## Goal
Extract each line holding the word "since" from the entries.

-- begin Record set --

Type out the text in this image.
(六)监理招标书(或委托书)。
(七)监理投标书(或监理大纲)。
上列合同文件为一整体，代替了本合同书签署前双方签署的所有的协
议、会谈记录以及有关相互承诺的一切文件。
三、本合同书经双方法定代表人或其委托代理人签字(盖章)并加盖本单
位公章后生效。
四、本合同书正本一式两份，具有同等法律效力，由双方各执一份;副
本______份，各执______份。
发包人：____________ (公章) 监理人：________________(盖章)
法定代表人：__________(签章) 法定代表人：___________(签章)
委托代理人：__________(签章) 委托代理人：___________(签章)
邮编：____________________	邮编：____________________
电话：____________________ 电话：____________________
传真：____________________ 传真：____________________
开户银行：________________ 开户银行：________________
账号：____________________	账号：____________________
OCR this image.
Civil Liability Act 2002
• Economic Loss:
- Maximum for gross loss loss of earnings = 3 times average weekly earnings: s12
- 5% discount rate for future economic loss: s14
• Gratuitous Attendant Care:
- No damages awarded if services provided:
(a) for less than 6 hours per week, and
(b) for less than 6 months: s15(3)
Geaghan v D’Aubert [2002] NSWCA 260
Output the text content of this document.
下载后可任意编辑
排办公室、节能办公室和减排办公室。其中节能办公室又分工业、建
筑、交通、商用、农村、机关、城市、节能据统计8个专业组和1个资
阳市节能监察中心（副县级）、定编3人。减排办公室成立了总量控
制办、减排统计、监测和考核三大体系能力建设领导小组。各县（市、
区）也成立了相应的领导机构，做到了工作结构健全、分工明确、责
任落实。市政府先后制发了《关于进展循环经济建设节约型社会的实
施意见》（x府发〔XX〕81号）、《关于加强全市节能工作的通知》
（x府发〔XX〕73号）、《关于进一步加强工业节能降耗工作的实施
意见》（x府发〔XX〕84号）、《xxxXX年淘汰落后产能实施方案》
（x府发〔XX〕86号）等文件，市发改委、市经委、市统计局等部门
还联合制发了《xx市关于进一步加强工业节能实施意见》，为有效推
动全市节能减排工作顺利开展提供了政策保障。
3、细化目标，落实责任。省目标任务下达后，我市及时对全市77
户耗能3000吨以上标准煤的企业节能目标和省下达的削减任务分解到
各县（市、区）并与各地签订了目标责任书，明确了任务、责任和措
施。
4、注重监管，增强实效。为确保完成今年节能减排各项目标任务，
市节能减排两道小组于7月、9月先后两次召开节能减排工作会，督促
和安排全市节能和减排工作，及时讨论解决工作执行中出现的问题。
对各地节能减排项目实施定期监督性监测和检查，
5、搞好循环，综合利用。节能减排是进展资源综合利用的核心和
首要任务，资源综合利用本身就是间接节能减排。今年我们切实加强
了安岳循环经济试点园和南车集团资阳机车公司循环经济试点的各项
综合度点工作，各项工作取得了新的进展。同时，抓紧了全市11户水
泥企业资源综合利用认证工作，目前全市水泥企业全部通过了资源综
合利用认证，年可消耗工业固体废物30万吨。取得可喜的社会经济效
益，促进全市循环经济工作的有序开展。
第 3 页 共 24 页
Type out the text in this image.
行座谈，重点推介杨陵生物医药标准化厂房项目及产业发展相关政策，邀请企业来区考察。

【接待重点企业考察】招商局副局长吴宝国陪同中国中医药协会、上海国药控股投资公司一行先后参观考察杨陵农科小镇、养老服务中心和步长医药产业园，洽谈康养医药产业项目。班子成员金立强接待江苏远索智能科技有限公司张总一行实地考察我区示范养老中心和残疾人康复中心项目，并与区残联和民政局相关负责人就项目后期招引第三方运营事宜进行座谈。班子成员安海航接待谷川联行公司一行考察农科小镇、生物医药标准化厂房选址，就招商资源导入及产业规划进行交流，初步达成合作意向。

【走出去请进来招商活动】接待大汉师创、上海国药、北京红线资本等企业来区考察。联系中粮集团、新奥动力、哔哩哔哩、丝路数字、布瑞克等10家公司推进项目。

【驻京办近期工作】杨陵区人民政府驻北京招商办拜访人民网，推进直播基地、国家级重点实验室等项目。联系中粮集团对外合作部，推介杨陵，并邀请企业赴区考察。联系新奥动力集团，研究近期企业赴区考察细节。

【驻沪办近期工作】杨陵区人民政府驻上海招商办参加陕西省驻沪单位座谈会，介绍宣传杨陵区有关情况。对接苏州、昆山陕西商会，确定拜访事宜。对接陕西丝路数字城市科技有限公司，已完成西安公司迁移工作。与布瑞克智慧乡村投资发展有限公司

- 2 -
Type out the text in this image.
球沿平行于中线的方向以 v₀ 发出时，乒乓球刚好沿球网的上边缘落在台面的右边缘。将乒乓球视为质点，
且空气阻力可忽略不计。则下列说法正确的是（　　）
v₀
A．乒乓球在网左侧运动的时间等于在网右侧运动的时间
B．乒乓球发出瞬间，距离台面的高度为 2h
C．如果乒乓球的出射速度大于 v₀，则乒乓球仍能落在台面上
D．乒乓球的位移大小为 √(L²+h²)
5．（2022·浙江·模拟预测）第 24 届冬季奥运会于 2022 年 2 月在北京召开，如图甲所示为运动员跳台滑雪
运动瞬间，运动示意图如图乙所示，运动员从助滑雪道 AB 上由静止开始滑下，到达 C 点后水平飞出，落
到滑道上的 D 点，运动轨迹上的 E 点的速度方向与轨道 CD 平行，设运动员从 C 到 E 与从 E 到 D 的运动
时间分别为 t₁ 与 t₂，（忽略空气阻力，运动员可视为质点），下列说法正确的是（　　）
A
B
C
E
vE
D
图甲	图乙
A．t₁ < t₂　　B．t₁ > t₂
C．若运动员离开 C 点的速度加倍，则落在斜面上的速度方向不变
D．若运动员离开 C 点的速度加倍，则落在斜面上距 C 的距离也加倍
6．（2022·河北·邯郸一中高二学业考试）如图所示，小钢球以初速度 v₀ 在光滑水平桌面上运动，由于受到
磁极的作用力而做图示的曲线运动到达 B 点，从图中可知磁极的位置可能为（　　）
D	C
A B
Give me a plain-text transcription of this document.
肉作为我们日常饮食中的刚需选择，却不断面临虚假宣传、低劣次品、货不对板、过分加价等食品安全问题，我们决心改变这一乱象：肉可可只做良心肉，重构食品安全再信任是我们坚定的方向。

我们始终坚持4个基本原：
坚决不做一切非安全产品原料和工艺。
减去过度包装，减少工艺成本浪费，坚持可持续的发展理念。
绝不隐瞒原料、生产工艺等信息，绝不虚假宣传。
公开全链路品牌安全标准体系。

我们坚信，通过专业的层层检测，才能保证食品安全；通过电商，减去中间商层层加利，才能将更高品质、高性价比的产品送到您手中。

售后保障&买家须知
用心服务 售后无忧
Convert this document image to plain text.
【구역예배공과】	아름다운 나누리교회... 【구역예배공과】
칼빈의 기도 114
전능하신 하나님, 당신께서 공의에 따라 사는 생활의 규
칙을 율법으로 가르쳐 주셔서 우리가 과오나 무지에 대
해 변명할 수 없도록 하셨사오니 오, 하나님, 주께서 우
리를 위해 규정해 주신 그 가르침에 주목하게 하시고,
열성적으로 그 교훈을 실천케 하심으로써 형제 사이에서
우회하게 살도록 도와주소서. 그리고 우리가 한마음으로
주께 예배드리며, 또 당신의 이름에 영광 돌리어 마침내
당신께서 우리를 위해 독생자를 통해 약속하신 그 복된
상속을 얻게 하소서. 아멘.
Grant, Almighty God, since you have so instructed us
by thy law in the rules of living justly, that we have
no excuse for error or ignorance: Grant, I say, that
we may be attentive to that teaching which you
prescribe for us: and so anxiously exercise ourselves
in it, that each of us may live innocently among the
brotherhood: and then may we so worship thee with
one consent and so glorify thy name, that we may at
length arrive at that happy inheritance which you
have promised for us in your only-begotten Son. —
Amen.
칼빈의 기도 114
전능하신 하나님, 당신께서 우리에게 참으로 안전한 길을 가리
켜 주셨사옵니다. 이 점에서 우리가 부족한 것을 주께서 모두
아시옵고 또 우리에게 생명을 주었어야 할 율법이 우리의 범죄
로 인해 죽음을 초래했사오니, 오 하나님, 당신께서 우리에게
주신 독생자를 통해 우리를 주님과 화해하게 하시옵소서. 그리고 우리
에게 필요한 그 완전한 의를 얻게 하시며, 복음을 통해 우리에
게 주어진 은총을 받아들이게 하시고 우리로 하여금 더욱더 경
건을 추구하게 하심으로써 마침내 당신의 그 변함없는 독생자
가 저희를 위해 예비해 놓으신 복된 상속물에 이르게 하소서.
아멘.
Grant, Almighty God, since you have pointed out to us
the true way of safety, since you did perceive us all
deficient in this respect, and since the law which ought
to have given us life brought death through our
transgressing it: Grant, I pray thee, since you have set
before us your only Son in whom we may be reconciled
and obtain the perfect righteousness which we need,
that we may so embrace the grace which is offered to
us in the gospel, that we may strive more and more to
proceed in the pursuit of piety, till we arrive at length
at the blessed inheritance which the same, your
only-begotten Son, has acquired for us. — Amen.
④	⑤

-- end Record set --

## The result
Grant, Almighty God, since you have so instructed us
Grant, Almighty God, since you have pointed out to us
the true way of safety, since you did perceive us all
deficient in this respect, and since the law which ought
transgressing it: Grant, I pray thee, since you have set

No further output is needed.